**Task brief:** Everything in the listing except the pictures should be written out exactly.

[Dataset rows]
--*--

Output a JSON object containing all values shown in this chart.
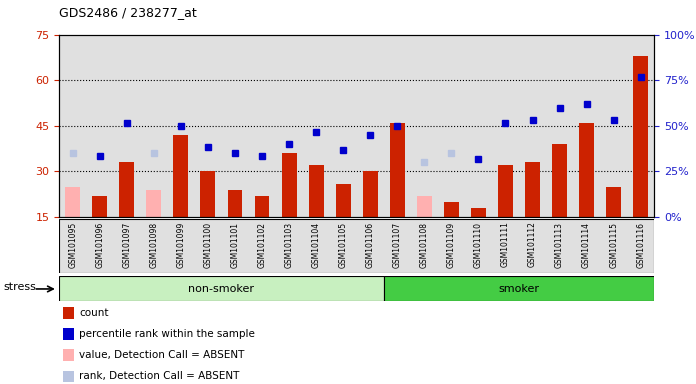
{
  "title": "GDS2486 / 238277_at",
  "samples": [
    "GSM101095",
    "GSM101096",
    "GSM101097",
    "GSM101098",
    "GSM101099",
    "GSM101100",
    "GSM101101",
    "GSM101102",
    "GSM101103",
    "GSM101104",
    "GSM101105",
    "GSM101106",
    "GSM101107",
    "GSM101108",
    "GSM101109",
    "GSM101110",
    "GSM101111",
    "GSM101112",
    "GSM101113",
    "GSM101114",
    "GSM101115",
    "GSM101116"
  ],
  "count_values": [
    25,
    22,
    33,
    24,
    42,
    30,
    24,
    22,
    36,
    32,
    26,
    30,
    46,
    22,
    20,
    18,
    32,
    33,
    39,
    46,
    25,
    68
  ],
  "count_absent": [
    true,
    false,
    false,
    true,
    false,
    false,
    false,
    false,
    false,
    false,
    false,
    false,
    false,
    true,
    false,
    false,
    false,
    false,
    false,
    false,
    false,
    false
  ],
  "rank_values": [
    36,
    35,
    46,
    36,
    45,
    38,
    36,
    35,
    39,
    43,
    37,
    42,
    45,
    33,
    36,
    34,
    46,
    47,
    51,
    52,
    47,
    61
  ],
  "rank_absent": [
    true,
    false,
    false,
    true,
    false,
    false,
    false,
    false,
    false,
    false,
    false,
    false,
    false,
    true,
    true,
    false,
    false,
    false,
    false,
    false,
    false,
    false
  ],
  "non_smoker_count": 12,
  "smoker_count": 10,
  "ylim_left": [
    15,
    75
  ],
  "ylim_right": [
    0,
    100
  ],
  "yticks_left": [
    15,
    30,
    45,
    60,
    75
  ],
  "yticks_right": [
    0,
    25,
    50,
    75,
    100
  ],
  "bg_color": "#e0e0e0",
  "bar_color_present": "#cc2200",
  "bar_color_absent": "#ffb0b0",
  "dot_color_present": "#0000cc",
  "dot_color_absent": "#b8c4e0",
  "non_smoker_color": "#c8f0c0",
  "smoker_color": "#44cc44",
  "stress_label": "stress",
  "non_smoker_label": "non-smoker",
  "smoker_label": "smoker"
}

--*--

**Solution to the exercise:**
Output a JSON object containing all values shown in this chart.
{
  "title": "GDS2486 / 238277_at",
  "samples": [
    "GSM101095",
    "GSM101096",
    "GSM101097",
    "GSM101098",
    "GSM101099",
    "GSM101100",
    "GSM101101",
    "GSM101102",
    "GSM101103",
    "GSM101104",
    "GSM101105",
    "GSM101106",
    "GSM101107",
    "GSM101108",
    "GSM101109",
    "GSM101110",
    "GSM101111",
    "GSM101112",
    "GSM101113",
    "GSM101114",
    "GSM101115",
    "GSM101116"
  ],
  "count_values": [
    25,
    22,
    33,
    24,
    42,
    30,
    24,
    22,
    36,
    32,
    26,
    30,
    46,
    22,
    20,
    18,
    32,
    33,
    39,
    46,
    25,
    68
  ],
  "count_absent": [
    true,
    false,
    false,
    true,
    false,
    false,
    false,
    false,
    false,
    false,
    false,
    false,
    false,
    true,
    false,
    false,
    false,
    false,
    false,
    false,
    false,
    false
  ],
  "rank_values": [
    36,
    35,
    46,
    36,
    45,
    38,
    36,
    35,
    39,
    43,
    37,
    42,
    45,
    33,
    36,
    34,
    46,
    47,
    51,
    52,
    47,
    61
  ],
  "rank_absent": [
    true,
    false,
    false,
    true,
    false,
    false,
    false,
    false,
    false,
    false,
    false,
    false,
    false,
    true,
    true,
    false,
    false,
    false,
    false,
    false,
    false,
    false
  ],
  "non_smoker_count": 12,
  "smoker_count": 10,
  "ylim_left": [
    15,
    75
  ],
  "ylim_right": [
    0,
    100
  ],
  "yticks_left": [
    15,
    30,
    45,
    60,
    75
  ],
  "yticks_right": [
    0,
    25,
    50,
    75,
    100
  ],
  "bg_color": "#e0e0e0",
  "bar_color_present": "#cc2200",
  "bar_color_absent": "#ffb0b0",
  "dot_color_present": "#0000cc",
  "dot_color_absent": "#b8c4e0",
  "non_smoker_color": "#c8f0c0",
  "smoker_color": "#44cc44",
  "stress_label": "stress",
  "non_smoker_label": "non-smoker",
  "smoker_label": "smoker"
}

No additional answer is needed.